==== Supplied data ====

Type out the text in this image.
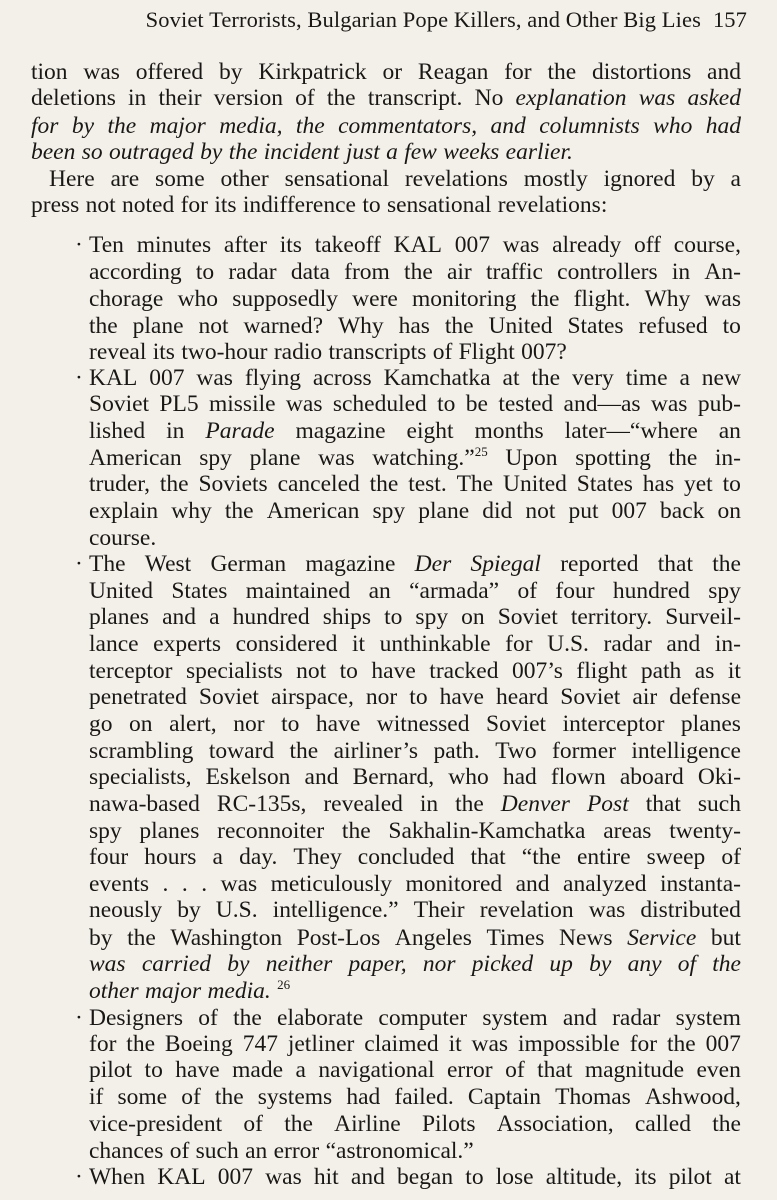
Soviet Terrorists, Bulgarian Pope Killers, and Other Big Lies 157
tion was offered by Kirkpatrick or Reagan for the distortions and
deletions in their version of the transcript. No explanation was asked
for by the major media, the commentators, and columnists who had
been so outraged by the incident just a few weeks earlier.
Here are some other sensational revelations mostly ignored by a
press not noted for its indifference to sensational revelations:
Ten minutes after its takeoff KAL 007 was already off course,
according to radar data from the air traffic controllers in An-
chorage who supposedly were monitoring the flight. Why was
the plane not warned? Why has the United States refused to
reveal its two-hour radio transcripts of Flight 007?
KAL 007 was flying across Kamchatka at the very time a new
Soviet PL5 missile was scheduled to be tested and—as was pub-
lished in Parade magazine eight months later—“where an
American spy plane was watching.”$^{25}$ Upon spotting the in-
truder, the Soviets canceled the test. The United States has yet to
explain why the American spy plane did not put 007 back on
course.
The West German magazine Der Spiegal reported that the
United States maintained an “armada” of four hundred spy
planes and a hundred ships to spy on Soviet territory. Surveil-
lance experts considered it unthinkable for U.S. radar and in-
terceptor specialists not to have tracked 007’s flight path as it
penetrated Soviet airspace, nor to have heard Soviet air defense
go on alert, nor to have witnessed Soviet interceptor planes
scrambling toward the airliner’s path. Two former intelligence
specialists, Eskelson and Bernard, who had flown aboard Oki-
nawa-based RC-135s, revealed in the Denver Post that such
spy planes reconnoiter the Sakhalin-Kamchatka areas twenty-
four hours a day. They concluded that “the entire sweep of
events . . . was meticulously monitored and analyzed instanta-
neously by U.S. intelligence.” Their revelation was distributed
by the Washington Post-Los Angeles Times News Service but
was carried by neither paper, nor picked up by any of the
other major media. $^{26}$
Designers of the elaborate computer system and radar system
for the Boeing 747 jetliner claimed it was impossible for the 007
pilot to have made a navigational error of that magnitude even
if some of the systems had failed. Captain Thomas Ashwood,
vice-president of the Airline Pilots Association, called the
chances of such an error “astronomical.”
When KAL 007 was hit and began to lose altitude, its pilot at
·
·
·
·
·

====

▸ Task to complete: Tally how many lines of the data include the word "that". Write the number and nothing else.

▸ The answer: 4